* BEGIN Data for this exercise *

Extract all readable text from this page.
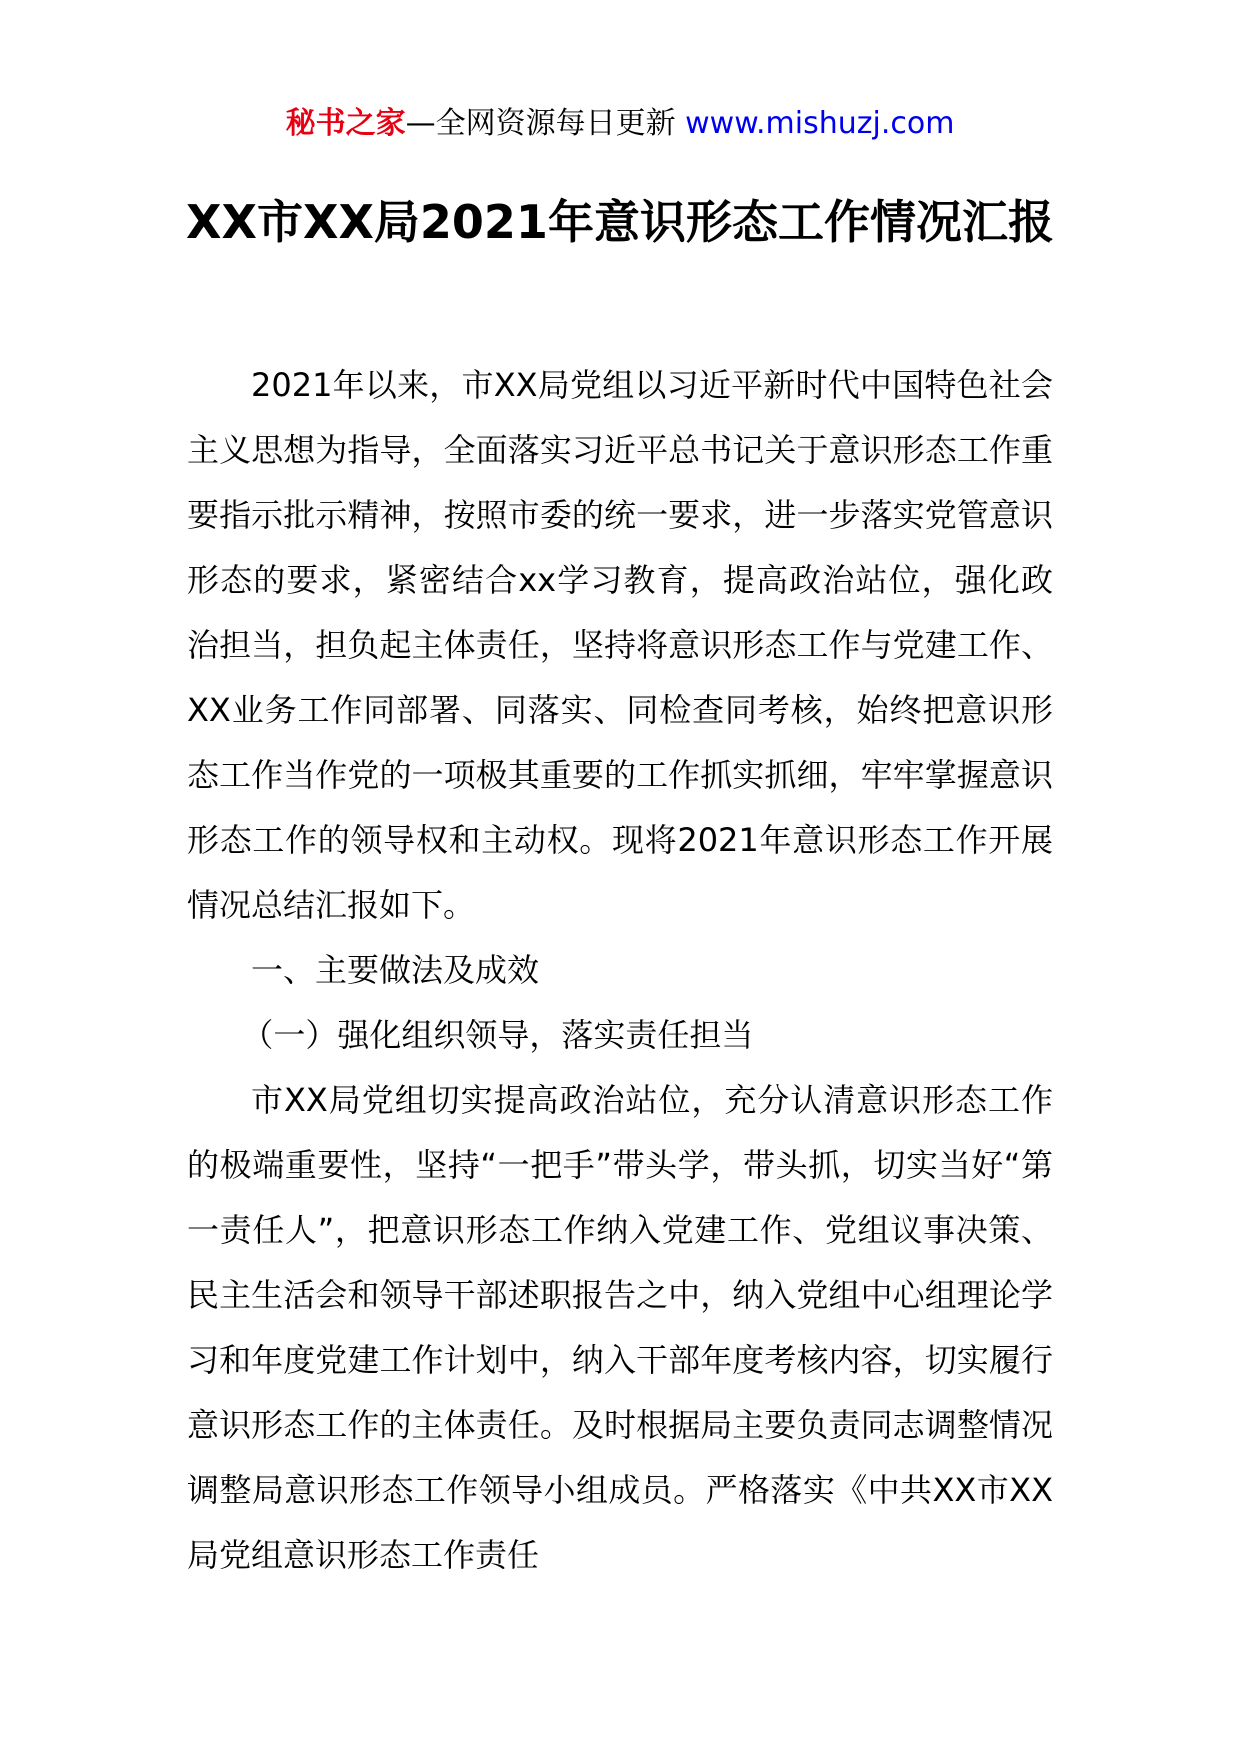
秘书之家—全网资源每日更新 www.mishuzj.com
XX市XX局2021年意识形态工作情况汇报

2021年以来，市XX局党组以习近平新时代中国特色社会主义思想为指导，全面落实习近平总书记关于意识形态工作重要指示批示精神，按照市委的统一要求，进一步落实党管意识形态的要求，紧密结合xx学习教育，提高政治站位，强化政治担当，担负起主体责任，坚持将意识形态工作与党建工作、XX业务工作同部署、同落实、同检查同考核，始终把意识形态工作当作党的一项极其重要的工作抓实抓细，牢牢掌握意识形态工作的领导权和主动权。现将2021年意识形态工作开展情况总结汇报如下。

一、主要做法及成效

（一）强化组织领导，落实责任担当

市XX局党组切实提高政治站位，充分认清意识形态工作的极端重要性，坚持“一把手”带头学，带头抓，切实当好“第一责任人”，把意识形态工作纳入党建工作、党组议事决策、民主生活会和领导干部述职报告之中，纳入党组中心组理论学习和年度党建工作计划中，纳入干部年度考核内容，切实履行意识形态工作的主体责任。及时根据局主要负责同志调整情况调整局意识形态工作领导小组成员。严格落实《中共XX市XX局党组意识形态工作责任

* END Data for this exercise *
* BEGIN Data for this exercise *

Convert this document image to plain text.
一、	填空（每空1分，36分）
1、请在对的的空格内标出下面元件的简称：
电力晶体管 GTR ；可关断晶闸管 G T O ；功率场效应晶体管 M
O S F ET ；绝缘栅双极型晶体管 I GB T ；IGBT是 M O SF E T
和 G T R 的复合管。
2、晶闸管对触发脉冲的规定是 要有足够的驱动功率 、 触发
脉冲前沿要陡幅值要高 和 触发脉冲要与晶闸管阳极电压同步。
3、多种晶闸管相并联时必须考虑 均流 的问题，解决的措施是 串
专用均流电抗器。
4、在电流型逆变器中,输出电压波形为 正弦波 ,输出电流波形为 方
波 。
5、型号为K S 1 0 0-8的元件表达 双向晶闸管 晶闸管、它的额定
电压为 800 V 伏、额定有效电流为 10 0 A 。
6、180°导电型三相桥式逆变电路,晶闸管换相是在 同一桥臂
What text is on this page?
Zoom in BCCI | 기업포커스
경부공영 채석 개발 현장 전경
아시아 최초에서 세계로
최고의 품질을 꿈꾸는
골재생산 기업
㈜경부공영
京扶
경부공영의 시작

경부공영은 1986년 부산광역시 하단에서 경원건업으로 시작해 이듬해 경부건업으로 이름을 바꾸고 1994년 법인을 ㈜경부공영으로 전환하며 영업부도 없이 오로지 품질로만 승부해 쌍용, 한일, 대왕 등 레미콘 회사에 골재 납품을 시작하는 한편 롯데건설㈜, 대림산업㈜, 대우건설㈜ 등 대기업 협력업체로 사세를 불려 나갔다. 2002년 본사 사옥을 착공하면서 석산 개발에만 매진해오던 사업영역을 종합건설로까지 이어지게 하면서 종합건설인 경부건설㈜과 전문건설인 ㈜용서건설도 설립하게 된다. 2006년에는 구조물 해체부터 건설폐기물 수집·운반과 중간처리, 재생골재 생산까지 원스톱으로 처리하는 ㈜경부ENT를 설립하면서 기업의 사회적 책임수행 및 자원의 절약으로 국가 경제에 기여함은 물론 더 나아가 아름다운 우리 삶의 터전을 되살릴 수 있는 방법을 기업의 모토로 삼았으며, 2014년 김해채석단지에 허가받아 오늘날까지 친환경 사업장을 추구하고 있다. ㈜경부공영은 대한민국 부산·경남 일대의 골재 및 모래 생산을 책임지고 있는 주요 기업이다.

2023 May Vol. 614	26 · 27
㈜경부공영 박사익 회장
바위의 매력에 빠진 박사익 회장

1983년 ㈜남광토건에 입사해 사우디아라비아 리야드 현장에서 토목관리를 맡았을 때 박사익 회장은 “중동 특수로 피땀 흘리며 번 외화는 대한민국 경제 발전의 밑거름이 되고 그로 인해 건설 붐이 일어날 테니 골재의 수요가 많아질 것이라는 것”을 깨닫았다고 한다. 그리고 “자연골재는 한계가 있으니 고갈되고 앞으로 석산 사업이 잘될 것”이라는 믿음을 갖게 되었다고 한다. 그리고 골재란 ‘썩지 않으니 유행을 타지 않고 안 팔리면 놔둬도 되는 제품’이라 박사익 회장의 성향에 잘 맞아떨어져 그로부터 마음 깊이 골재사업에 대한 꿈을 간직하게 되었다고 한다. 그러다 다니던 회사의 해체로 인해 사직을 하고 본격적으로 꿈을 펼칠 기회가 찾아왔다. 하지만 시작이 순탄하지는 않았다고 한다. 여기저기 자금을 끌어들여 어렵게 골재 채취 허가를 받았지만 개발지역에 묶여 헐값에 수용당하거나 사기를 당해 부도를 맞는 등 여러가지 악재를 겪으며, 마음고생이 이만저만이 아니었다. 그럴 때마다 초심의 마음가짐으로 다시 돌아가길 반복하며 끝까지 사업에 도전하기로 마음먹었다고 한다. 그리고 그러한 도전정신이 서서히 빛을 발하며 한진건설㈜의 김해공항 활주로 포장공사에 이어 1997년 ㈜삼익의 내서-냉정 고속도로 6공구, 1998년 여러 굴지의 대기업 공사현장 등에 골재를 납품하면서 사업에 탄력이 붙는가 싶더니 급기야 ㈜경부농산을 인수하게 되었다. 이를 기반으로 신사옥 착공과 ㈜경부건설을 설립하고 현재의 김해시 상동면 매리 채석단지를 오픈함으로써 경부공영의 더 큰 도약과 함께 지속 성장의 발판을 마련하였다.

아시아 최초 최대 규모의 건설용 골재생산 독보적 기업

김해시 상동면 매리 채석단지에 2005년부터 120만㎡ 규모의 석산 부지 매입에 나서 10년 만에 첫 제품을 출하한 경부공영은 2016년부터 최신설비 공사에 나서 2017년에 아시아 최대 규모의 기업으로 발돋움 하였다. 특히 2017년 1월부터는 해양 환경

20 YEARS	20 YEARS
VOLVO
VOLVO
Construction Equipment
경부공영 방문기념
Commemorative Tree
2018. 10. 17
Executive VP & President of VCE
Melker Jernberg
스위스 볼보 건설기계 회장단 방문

* END Data for this exercise *

Instructions for the task »
Locate all lines in the listing above with the word "text" and copy them.

Task response »
Extract all readable text from this page.
Convert this document image to plain text.
What text is on this page?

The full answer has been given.